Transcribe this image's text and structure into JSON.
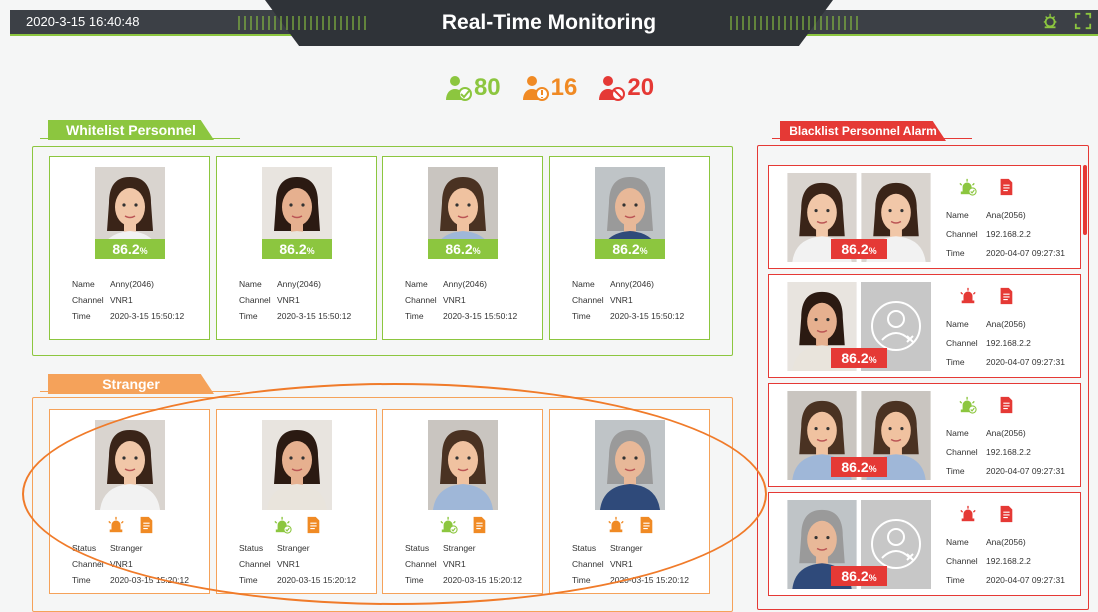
{
  "header": {
    "datetime": "2020-3-15  16:40:48",
    "title": "Real-Time Monitoring",
    "settings_icon": "gear-alert-icon",
    "fullscreen_icon": "fullscreen-icon"
  },
  "stats": {
    "whitelist_count": "80",
    "stranger_count": "16",
    "blacklist_count": "20"
  },
  "colors": {
    "green": "#8cc63f",
    "orange": "#f5a25a",
    "red": "#e53935",
    "header": "#3c4046"
  },
  "whitelist": {
    "title": "Whitelist Personnel",
    "cards": [
      {
        "score": "86.2",
        "unit": "%",
        "name_label": "Name",
        "name": "Anny(2046)",
        "channel_label": "Channel",
        "channel": "VNR1",
        "time_label": "Time",
        "time": "2020-3-15 15:50:12"
      },
      {
        "score": "86.2",
        "unit": "%",
        "name_label": "Name",
        "name": "Anny(2046)",
        "channel_label": "Channel",
        "channel": "VNR1",
        "time_label": "Time",
        "time": "2020-3-15 15:50:12"
      },
      {
        "score": "86.2",
        "unit": "%",
        "name_label": "Name",
        "name": "Anny(2046)",
        "channel_label": "Channel",
        "channel": "VNR1",
        "time_label": "Time",
        "time": "2020-3-15 15:50:12"
      },
      {
        "score": "86.2",
        "unit": "%",
        "name_label": "Name",
        "name": "Anny(2046)",
        "channel_label": "Channel",
        "channel": "VNR1",
        "time_label": "Time",
        "time": "2020-3-15 15:50:12"
      }
    ]
  },
  "stranger": {
    "title": "Stranger",
    "cards": [
      {
        "status_label": "Status",
        "status": "Stranger",
        "channel_label": "Channel",
        "channel": "VNR1",
        "time_label": "Time",
        "time": "2020-03-15 15:20:12",
        "alert_icon": "alarm-icon"
      },
      {
        "status_label": "Status",
        "status": "Stranger",
        "channel_label": "Channel",
        "channel": "VNR1",
        "time_label": "Time",
        "time": "2020-03-15 15:20:12",
        "alert_icon": "alarm-ok-icon"
      },
      {
        "status_label": "Status",
        "status": "Stranger",
        "channel_label": "Channel",
        "channel": "VNR1",
        "time_label": "Time",
        "time": "2020-03-15 15:20:12",
        "alert_icon": "alarm-ok-icon"
      },
      {
        "status_label": "Status",
        "status": "Stranger",
        "channel_label": "Channel",
        "channel": "VNR1",
        "time_label": "Time",
        "time": "2020-03-15 15:20:12",
        "alert_icon": "alarm-icon"
      }
    ]
  },
  "blacklist": {
    "title": "Blacklist Personnel Alarm",
    "cards": [
      {
        "score": "86.2",
        "unit": "%",
        "name_label": "Name",
        "name": "Ana(2056)",
        "channel_label": "Channel",
        "channel": "192.168.2.2",
        "time_label": "Time",
        "time": "2020-04-07 09:27:31",
        "alert_icon": "alarm-ok-icon"
      },
      {
        "score": "86.2",
        "unit": "%",
        "name_label": "Name",
        "name": "Ana(2056)",
        "channel_label": "Channel",
        "channel": "192.168.2.2",
        "time_label": "Time",
        "time": "2020-04-07 09:27:31",
        "alert_icon": "alarm-icon"
      },
      {
        "score": "86.2",
        "unit": "%",
        "name_label": "Name",
        "name": "Ana(2056)",
        "channel_label": "Channel",
        "channel": "192.168.2.2",
        "time_label": "Time",
        "time": "2020-04-07 09:27:31",
        "alert_icon": "alarm-ok-icon"
      },
      {
        "score": "86.2",
        "unit": "%",
        "name_label": "Name",
        "name": "Ana(2056)",
        "channel_label": "Channel",
        "channel": "192.168.2.2",
        "time_label": "Time",
        "time": "2020-04-07 09:27:31",
        "alert_icon": "alarm-icon"
      }
    ]
  }
}
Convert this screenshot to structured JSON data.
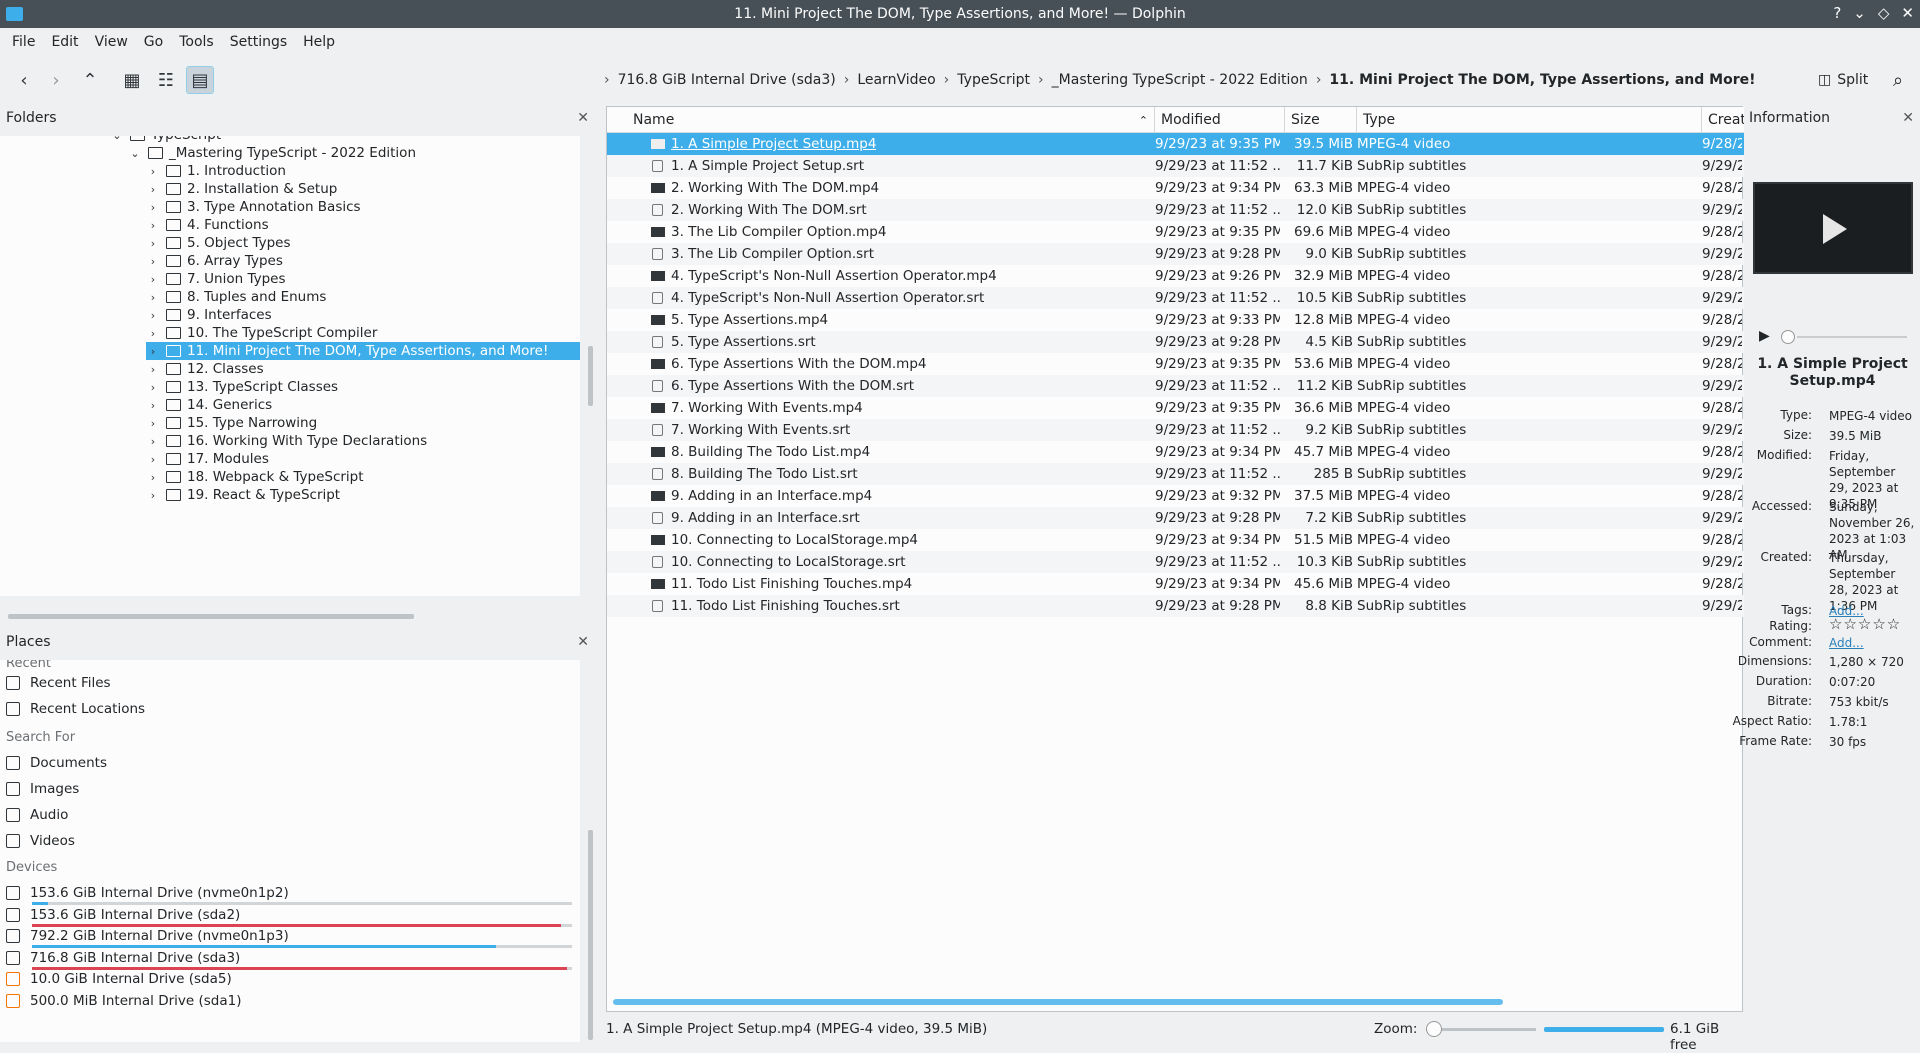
{
  "window": {
    "title": "11. Mini Project The DOM, Type Assertions, and More! — Dolphin",
    "controls": [
      "?",
      "⌄",
      "◇",
      "✕"
    ]
  },
  "menu": [
    "File",
    "Edit",
    "View",
    "Go",
    "Tools",
    "Settings",
    "Help"
  ],
  "toolbar": {
    "breadcrumb": [
      "716.8 GiB Internal Drive (sda3)",
      "LearnVideo",
      "TypeScript",
      "_Mastering TypeScript - 2022 Edition",
      "11. Mini Project The DOM, Type Assertions, and More!"
    ],
    "split_label": "Split"
  },
  "folders": {
    "title": "Folders",
    "items": [
      {
        "label": "TypeScript",
        "level": 0,
        "expanded": true
      },
      {
        "label": "_Mastering TypeScript - 2022 Edition",
        "level": 1,
        "expanded": true
      },
      {
        "label": "1. Introduction",
        "level": 2
      },
      {
        "label": "2. Installation & Setup",
        "level": 2
      },
      {
        "label": "3. Type Annotation Basics",
        "level": 2
      },
      {
        "label": "4. Functions",
        "level": 2
      },
      {
        "label": "5. Object Types",
        "level": 2
      },
      {
        "label": "6. Array Types",
        "level": 2
      },
      {
        "label": "7. Union Types",
        "level": 2
      },
      {
        "label": "8. Tuples and Enums",
        "level": 2
      },
      {
        "label": "9. Interfaces",
        "level": 2
      },
      {
        "label": "10. The TypeScript Compiler",
        "level": 2
      },
      {
        "label": "11. Mini Project The DOM, Type Assertions, and More!",
        "level": 2,
        "selected": true
      },
      {
        "label": "12. Classes",
        "level": 2
      },
      {
        "label": "13. TypeScript Classes",
        "level": 2
      },
      {
        "label": "14. Generics",
        "level": 2
      },
      {
        "label": "15. Type Narrowing",
        "level": 2
      },
      {
        "label": "16. Working With Type Declarations",
        "level": 2
      },
      {
        "label": "17. Modules",
        "level": 2
      },
      {
        "label": "18. Webpack & TypeScript",
        "level": 2
      },
      {
        "label": "19. React & TypeScript",
        "level": 2
      }
    ]
  },
  "places": {
    "title": "Places",
    "recent_heading": "Recent",
    "recent": [
      "Recent Files",
      "Recent Locations"
    ],
    "search_heading": "Search For",
    "search": [
      "Documents",
      "Images",
      "Audio",
      "Videos"
    ],
    "devices_heading": "Devices",
    "devices": [
      {
        "label": "153.6 GiB Internal Drive (nvme0n1p2)",
        "usage": 0.03,
        "color": "#3daee9"
      },
      {
        "label": "153.6 GiB Internal Drive (sda2)",
        "usage": 0.98,
        "color": "#da4453"
      },
      {
        "label": "792.2 GiB Internal Drive (nvme0n1p3)",
        "usage": 0.86,
        "color": "#3daee9"
      },
      {
        "label": "716.8 GiB Internal Drive (sda3)",
        "usage": 0.99,
        "color": "#da4453"
      },
      {
        "label": "10.0 GiB Internal Drive (sda5)",
        "usage": null,
        "color": "#f67400"
      },
      {
        "label": "500.0 MiB Internal Drive (sda1)",
        "usage": null,
        "color": "#f67400"
      }
    ]
  },
  "columns": {
    "name": "Name",
    "modified": "Modified",
    "size": "Size",
    "type": "Type",
    "created": "Create"
  },
  "files": [
    {
      "name": "1. A Simple Project Setup.mp4",
      "modified": "9/29/23 at 9:35 PM",
      "size": "39.5 MiB",
      "type": "MPEG-4 video",
      "created": "9/28/2",
      "kind": "video",
      "selected": true
    },
    {
      "name": "1. A Simple Project Setup.srt",
      "modified": "9/29/23 at 11:52 ...",
      "size": "11.7 KiB",
      "type": "SubRip subtitles",
      "created": "9/29/2",
      "kind": "srt"
    },
    {
      "name": "2. Working With The DOM.mp4",
      "modified": "9/29/23 at 9:34 PM",
      "size": "63.3 MiB",
      "type": "MPEG-4 video",
      "created": "9/28/2",
      "kind": "video"
    },
    {
      "name": "2. Working With The DOM.srt",
      "modified": "9/29/23 at 11:52 ...",
      "size": "12.0 KiB",
      "type": "SubRip subtitles",
      "created": "9/29/2",
      "kind": "srt"
    },
    {
      "name": "3. The Lib Compiler Option.mp4",
      "modified": "9/29/23 at 9:35 PM",
      "size": "69.6 MiB",
      "type": "MPEG-4 video",
      "created": "9/28/2",
      "kind": "video"
    },
    {
      "name": "3. The Lib Compiler Option.srt",
      "modified": "9/29/23 at 9:28 PM",
      "size": "9.0 KiB",
      "type": "SubRip subtitles",
      "created": "9/29/2",
      "kind": "srt"
    },
    {
      "name": "4. TypeScript's Non-Null Assertion Operator.mp4",
      "modified": "9/29/23 at 9:26 PM",
      "size": "32.9 MiB",
      "type": "MPEG-4 video",
      "created": "9/28/2",
      "kind": "video"
    },
    {
      "name": "4. TypeScript's Non-Null Assertion Operator.srt",
      "modified": "9/29/23 at 11:52 ...",
      "size": "10.5 KiB",
      "type": "SubRip subtitles",
      "created": "9/29/2",
      "kind": "srt"
    },
    {
      "name": "5. Type Assertions.mp4",
      "modified": "9/29/23 at 9:33 PM",
      "size": "12.8 MiB",
      "type": "MPEG-4 video",
      "created": "9/28/2",
      "kind": "video"
    },
    {
      "name": "5. Type Assertions.srt",
      "modified": "9/29/23 at 9:28 PM",
      "size": "4.5 KiB",
      "type": "SubRip subtitles",
      "created": "9/29/2",
      "kind": "srt"
    },
    {
      "name": "6. Type Assertions With the DOM.mp4",
      "modified": "9/29/23 at 9:35 PM",
      "size": "53.6 MiB",
      "type": "MPEG-4 video",
      "created": "9/28/2",
      "kind": "video"
    },
    {
      "name": "6. Type Assertions With the DOM.srt",
      "modified": "9/29/23 at 11:52 ...",
      "size": "11.2 KiB",
      "type": "SubRip subtitles",
      "created": "9/29/2",
      "kind": "srt"
    },
    {
      "name": "7. Working With Events.mp4",
      "modified": "9/29/23 at 9:35 PM",
      "size": "36.6 MiB",
      "type": "MPEG-4 video",
      "created": "9/28/2",
      "kind": "video"
    },
    {
      "name": "7. Working With Events.srt",
      "modified": "9/29/23 at 11:52 ...",
      "size": "9.2 KiB",
      "type": "SubRip subtitles",
      "created": "9/29/2",
      "kind": "srt"
    },
    {
      "name": "8. Building The Todo List.mp4",
      "modified": "9/29/23 at 9:34 PM",
      "size": "45.7 MiB",
      "type": "MPEG-4 video",
      "created": "9/28/2",
      "kind": "video"
    },
    {
      "name": "8. Building The Todo List.srt",
      "modified": "9/29/23 at 11:52 ...",
      "size": "285 B",
      "type": "SubRip subtitles",
      "created": "9/29/2",
      "kind": "srt"
    },
    {
      "name": "9. Adding in an Interface.mp4",
      "modified": "9/29/23 at 9:32 PM",
      "size": "37.5 MiB",
      "type": "MPEG-4 video",
      "created": "9/28/2",
      "kind": "video"
    },
    {
      "name": "9. Adding in an Interface.srt",
      "modified": "9/29/23 at 9:28 PM",
      "size": "7.2 KiB",
      "type": "SubRip subtitles",
      "created": "9/29/2",
      "kind": "srt"
    },
    {
      "name": "10. Connecting to LocalStorage.mp4",
      "modified": "9/29/23 at 9:34 PM",
      "size": "51.5 MiB",
      "type": "MPEG-4 video",
      "created": "9/28/2",
      "kind": "video"
    },
    {
      "name": "10. Connecting to LocalStorage.srt",
      "modified": "9/29/23 at 11:52 ...",
      "size": "10.3 KiB",
      "type": "SubRip subtitles",
      "created": "9/29/2",
      "kind": "srt"
    },
    {
      "name": "11. Todo List Finishing Touches.mp4",
      "modified": "9/29/23 at 9:34 PM",
      "size": "45.6 MiB",
      "type": "MPEG-4 video",
      "created": "9/28/2",
      "kind": "video"
    },
    {
      "name": "11. Todo List Finishing Touches.srt",
      "modified": "9/29/23 at 9:28 PM",
      "size": "8.8 KiB",
      "type": "SubRip subtitles",
      "created": "9/29/2",
      "kind": "srt"
    }
  ],
  "info": {
    "title": "Information",
    "name": "1. A Simple Project Setup.mp4",
    "fields": [
      {
        "k": "Type:",
        "v": "MPEG-4 video"
      },
      {
        "k": "Size:",
        "v": "39.5 MiB"
      },
      {
        "k": "Modified:",
        "v": "Friday, September 29, 2023 at 9:35 PM"
      },
      {
        "k": "Accessed:",
        "v": "Sunday, November 26, 2023 at 1:03 AM"
      },
      {
        "k": "Created:",
        "v": "Thursday, September 28, 2023 at 1:36 PM"
      },
      {
        "k": "Tags:",
        "v": "Add...",
        "link": true
      },
      {
        "k": "Rating:",
        "v": "☆☆☆☆☆"
      },
      {
        "k": "Comment:",
        "v": "Add...",
        "link": true
      },
      {
        "k": "Dimensions:",
        "v": "1,280 × 720"
      },
      {
        "k": "Duration:",
        "v": "0:07:20"
      },
      {
        "k": "Bitrate:",
        "v": "753 kbit/s"
      },
      {
        "k": "Aspect Ratio:",
        "v": "1.78:1"
      },
      {
        "k": "Frame Rate:",
        "v": "30 fps"
      }
    ]
  },
  "status": {
    "text": "1. A Simple Project Setup.mp4 (MPEG-4 video, 39.5 MiB)",
    "zoom_label": "Zoom:",
    "free": "6.1 GiB free"
  }
}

_Problem details_
Which lines hold the word "this"? Return all of them from the records above.

_Task solution_
Transcribe this image's text and structure into JSON.
Convert this screenshot to structured JSON data.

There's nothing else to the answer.